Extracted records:
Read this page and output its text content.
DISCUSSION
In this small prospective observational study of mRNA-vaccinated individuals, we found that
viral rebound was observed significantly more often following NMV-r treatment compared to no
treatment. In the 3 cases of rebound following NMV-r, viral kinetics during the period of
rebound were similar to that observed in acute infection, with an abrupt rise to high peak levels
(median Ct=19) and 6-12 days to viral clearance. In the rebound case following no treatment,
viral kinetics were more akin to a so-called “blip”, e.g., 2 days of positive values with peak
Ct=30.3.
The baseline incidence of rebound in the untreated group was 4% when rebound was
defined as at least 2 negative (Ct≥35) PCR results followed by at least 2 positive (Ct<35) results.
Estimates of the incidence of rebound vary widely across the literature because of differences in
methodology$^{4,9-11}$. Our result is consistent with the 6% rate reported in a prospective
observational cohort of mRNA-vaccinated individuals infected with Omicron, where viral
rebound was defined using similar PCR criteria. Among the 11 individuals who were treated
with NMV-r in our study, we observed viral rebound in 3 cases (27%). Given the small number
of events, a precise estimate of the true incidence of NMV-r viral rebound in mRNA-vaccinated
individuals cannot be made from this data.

> TASK TO COMPLETE
Pull together all lines from the data that mention the word "positive".

> SOLUTION
viral kinetics were more akin to a so-called “blip”, e.g., 2 days of positive values with peak
defined as at least 2 negative (Ct≥35) PCR results followed by at least 2 positive (Ct<35) results.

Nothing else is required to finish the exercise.